>>>>>
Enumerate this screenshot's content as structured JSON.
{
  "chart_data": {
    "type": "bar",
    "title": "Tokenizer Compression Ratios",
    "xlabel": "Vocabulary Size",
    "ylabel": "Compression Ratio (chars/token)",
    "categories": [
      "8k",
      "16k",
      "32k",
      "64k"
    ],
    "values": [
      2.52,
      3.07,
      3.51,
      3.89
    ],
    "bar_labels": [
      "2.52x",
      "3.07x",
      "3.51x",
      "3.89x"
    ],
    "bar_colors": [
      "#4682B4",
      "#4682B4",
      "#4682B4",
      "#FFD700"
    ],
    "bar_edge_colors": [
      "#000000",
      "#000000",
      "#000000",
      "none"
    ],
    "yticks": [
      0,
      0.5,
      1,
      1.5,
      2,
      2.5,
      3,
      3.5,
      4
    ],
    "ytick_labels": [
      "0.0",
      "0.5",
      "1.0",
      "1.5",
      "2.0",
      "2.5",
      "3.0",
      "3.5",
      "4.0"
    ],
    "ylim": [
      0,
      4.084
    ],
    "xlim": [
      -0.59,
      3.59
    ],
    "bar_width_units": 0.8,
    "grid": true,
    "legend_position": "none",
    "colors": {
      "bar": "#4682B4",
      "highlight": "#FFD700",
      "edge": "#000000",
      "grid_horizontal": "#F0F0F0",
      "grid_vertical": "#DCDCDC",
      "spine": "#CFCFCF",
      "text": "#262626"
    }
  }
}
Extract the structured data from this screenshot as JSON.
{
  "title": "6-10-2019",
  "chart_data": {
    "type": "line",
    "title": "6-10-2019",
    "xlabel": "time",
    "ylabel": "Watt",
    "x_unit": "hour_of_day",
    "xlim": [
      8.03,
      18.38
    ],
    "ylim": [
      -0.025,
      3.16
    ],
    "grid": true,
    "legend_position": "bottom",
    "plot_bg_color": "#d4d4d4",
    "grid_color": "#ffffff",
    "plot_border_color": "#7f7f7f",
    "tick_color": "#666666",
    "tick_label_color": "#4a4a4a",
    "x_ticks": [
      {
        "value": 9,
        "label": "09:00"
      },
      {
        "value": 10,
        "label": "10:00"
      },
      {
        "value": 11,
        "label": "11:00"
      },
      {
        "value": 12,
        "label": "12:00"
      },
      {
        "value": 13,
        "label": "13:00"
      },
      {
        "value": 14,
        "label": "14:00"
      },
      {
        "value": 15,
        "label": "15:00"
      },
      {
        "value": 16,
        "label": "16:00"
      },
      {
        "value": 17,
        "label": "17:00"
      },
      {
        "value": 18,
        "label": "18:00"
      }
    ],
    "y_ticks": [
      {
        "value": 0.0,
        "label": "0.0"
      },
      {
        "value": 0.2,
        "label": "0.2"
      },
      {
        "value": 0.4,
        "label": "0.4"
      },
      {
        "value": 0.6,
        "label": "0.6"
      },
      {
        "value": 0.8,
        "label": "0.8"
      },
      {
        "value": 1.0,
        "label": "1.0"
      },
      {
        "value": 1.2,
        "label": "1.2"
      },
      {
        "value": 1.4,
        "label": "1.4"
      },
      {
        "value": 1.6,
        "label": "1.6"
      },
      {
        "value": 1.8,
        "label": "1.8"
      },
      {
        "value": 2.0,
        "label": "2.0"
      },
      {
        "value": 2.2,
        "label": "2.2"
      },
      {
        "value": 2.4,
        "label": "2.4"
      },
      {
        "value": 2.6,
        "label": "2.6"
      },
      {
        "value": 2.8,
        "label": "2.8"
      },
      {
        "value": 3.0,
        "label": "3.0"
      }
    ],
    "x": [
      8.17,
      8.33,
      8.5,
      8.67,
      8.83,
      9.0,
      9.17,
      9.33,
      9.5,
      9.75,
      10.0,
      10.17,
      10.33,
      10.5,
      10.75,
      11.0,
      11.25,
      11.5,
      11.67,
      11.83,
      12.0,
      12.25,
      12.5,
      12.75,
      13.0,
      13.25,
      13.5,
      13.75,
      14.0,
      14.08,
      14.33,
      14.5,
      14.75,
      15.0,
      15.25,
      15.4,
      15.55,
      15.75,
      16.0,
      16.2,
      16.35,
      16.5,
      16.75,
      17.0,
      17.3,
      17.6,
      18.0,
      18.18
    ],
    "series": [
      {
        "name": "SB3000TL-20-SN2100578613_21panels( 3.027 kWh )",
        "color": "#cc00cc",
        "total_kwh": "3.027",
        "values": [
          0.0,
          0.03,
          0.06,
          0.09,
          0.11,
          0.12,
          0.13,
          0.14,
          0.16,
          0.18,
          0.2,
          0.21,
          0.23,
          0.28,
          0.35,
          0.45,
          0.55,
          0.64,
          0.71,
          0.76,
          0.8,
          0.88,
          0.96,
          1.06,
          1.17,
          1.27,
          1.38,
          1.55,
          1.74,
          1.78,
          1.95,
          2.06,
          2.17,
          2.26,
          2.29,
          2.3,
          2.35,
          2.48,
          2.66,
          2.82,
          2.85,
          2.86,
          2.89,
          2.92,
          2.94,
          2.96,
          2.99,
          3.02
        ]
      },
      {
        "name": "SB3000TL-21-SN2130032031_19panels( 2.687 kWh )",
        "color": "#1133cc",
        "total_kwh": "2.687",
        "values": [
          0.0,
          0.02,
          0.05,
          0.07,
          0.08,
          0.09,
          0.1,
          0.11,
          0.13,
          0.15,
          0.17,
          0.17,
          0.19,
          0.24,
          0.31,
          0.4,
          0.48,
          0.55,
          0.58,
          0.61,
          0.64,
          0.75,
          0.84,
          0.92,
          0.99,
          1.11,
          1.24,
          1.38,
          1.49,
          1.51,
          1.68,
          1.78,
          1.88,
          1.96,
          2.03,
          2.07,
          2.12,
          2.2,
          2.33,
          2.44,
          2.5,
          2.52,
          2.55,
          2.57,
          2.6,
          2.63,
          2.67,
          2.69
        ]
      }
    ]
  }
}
<<<<<
EXERCISE: Your task is to transcribe the listing above in full, exactly as given.

CORRECT RESULT:
Enumerate this screenshot's content as structured JSON.
{
  "chart_data": {
    "type": "bar",
    "title": "Tokenizer Compression Ratios",
    "xlabel": "Vocabulary Size",
    "ylabel": "Compression Ratio (chars/token)",
    "categories": [
      "8k",
      "16k",
      "32k",
      "64k"
    ],
    "values": [
      2.52,
      3.07,
      3.51,
      3.89
    ],
    "bar_labels": [
      "2.52x",
      "3.07x",
      "3.51x",
      "3.89x"
    ],
    "bar_colors": [
      "#4682B4",
      "#4682B4",
      "#4682B4",
      "#FFD700"
    ],
    "bar_edge_colors": [
      "#000000",
      "#000000",
      "#000000",
      "none"
    ],
    "yticks": [
      0,
      0.5,
      1,
      1.5,
      2,
      2.5,
      3,
      3.5,
      4
    ],
    "ytick_labels": [
      "0.0",
      "0.5",
      "1.0",
      "1.5",
      "2.0",
      "2.5",
      "3.0",
      "3.5",
      "4.0"
    ],
    "ylim": [
      0,
      4.084
    ],
    "xlim": [
      -0.59,
      3.59
    ],
    "bar_width_units": 0.8,
    "grid": true,
    "legend_position": "none",
    "colors": {
      "bar": "#4682B4",
      "highlight": "#FFD700",
      "edge": "#000000",
      "grid_horizontal": "#F0F0F0",
      "grid_vertical": "#DCDCDC",
      "spine": "#CFCFCF",
      "text": "#262626"
    }
  }
}
Extract the structured data from this screenshot as JSON.
{
  "title": "6-10-2019",
  "chart_data": {
    "type": "line",
    "title": "6-10-2019",
    "xlabel": "time",
    "ylabel": "Watt",
    "x_unit": "hour_of_day",
    "xlim": [
      8.03,
      18.38
    ],
    "ylim": [
      -0.025,
      3.16
    ],
    "grid": true,
    "legend_position": "bottom",
    "plot_bg_color": "#d4d4d4",
    "grid_color": "#ffffff",
    "plot_border_color": "#7f7f7f",
    "tick_color": "#666666",
    "tick_label_color": "#4a4a4a",
    "x_ticks": [
      {
        "value": 9,
        "label": "09:00"
      },
      {
        "value": 10,
        "label": "10:00"
      },
      {
        "value": 11,
        "label": "11:00"
      },
      {
        "value": 12,
        "label": "12:00"
      },
      {
        "value": 13,
        "label": "13:00"
      },
      {
        "value": 14,
        "label": "14:00"
      },
      {
        "value": 15,
        "label": "15:00"
      },
      {
        "value": 16,
        "label": "16:00"
      },
      {
        "value": 17,
        "label": "17:00"
      },
      {
        "value": 18,
        "label": "18:00"
      }
    ],
    "y_ticks": [
      {
        "value": 0.0,
        "label": "0.0"
      },
      {
        "value": 0.2,
        "label": "0.2"
      },
      {
        "value": 0.4,
        "label": "0.4"
      },
      {
        "value": 0.6,
        "label": "0.6"
      },
      {
        "value": 0.8,
        "label": "0.8"
      },
      {
        "value": 1.0,
        "label": "1.0"
      },
      {
        "value": 1.2,
        "label": "1.2"
      },
      {
        "value": 1.4,
        "label": "1.4"
      },
      {
        "value": 1.6,
        "label": "1.6"
      },
      {
        "value": 1.8,
        "label": "1.8"
      },
      {
        "value": 2.0,
        "label": "2.0"
      },
      {
        "value": 2.2,
        "label": "2.2"
      },
      {
        "value": 2.4,
        "label": "2.4"
      },
      {
        "value": 2.6,
        "label": "2.6"
      },
      {
        "value": 2.8,
        "label": "2.8"
      },
      {
        "value": 3.0,
        "label": "3.0"
      }
    ],
    "x": [
      8.17,
      8.33,
      8.5,
      8.67,
      8.83,
      9.0,
      9.17,
      9.33,
      9.5,
      9.75,
      10.0,
      10.17,
      10.33,
      10.5,
      10.75,
      11.0,
      11.25,
      11.5,
      11.67,
      11.83,
      12.0,
      12.25,
      12.5,
      12.75,
      13.0,
      13.25,
      13.5,
      13.75,
      14.0,
      14.08,
      14.33,
      14.5,
      14.75,
      15.0,
      15.25,
      15.4,
      15.55,
      15.75,
      16.0,
      16.2,
      16.35,
      16.5,
      16.75,
      17.0,
      17.3,
      17.6,
      18.0,
      18.18
    ],
    "series": [
      {
        "name": "SB3000TL-20-SN2100578613_21panels( 3.027 kWh )",
        "color": "#cc00cc",
        "total_kwh": "3.027",
        "values": [
          0.0,
          0.03,
          0.06,
          0.09,
          0.11,
          0.12,
          0.13,
          0.14,
          0.16,
          0.18,
          0.2,
          0.21,
          0.23,
          0.28,
          0.35,
          0.45,
          0.55,
          0.64,
          0.71,
          0.76,
          0.8,
          0.88,
          0.96,
          1.06,
          1.17,
          1.27,
          1.38,
          1.55,
          1.74,
          1.78,
          1.95,
          2.06,
          2.17,
          2.26,
          2.29,
          2.3,
          2.35,
          2.48,
          2.66,
          2.82,
          2.85,
          2.86,
          2.89,
          2.92,
          2.94,
          2.96,
          2.99,
          3.02
        ]
      },
      {
        "name": "SB3000TL-21-SN2130032031_19panels( 2.687 kWh )",
        "color": "#1133cc",
        "total_kwh": "2.687",
        "values": [
          0.0,
          0.02,
          0.05,
          0.07,
          0.08,
          0.09,
          0.1,
          0.11,
          0.13,
          0.15,
          0.17,
          0.17,
          0.19,
          0.24,
          0.31,
          0.4,
          0.48,
          0.55,
          0.58,
          0.61,
          0.64,
          0.75,
          0.84,
          0.92,
          0.99,
          1.11,
          1.24,
          1.38,
          1.49,
          1.51,
          1.68,
          1.78,
          1.88,
          1.96,
          2.03,
          2.07,
          2.12,
          2.2,
          2.33,
          2.44,
          2.5,
          2.52,
          2.55,
          2.57,
          2.6,
          2.63,
          2.67,
          2.69
        ]
      }
    ]
  }
}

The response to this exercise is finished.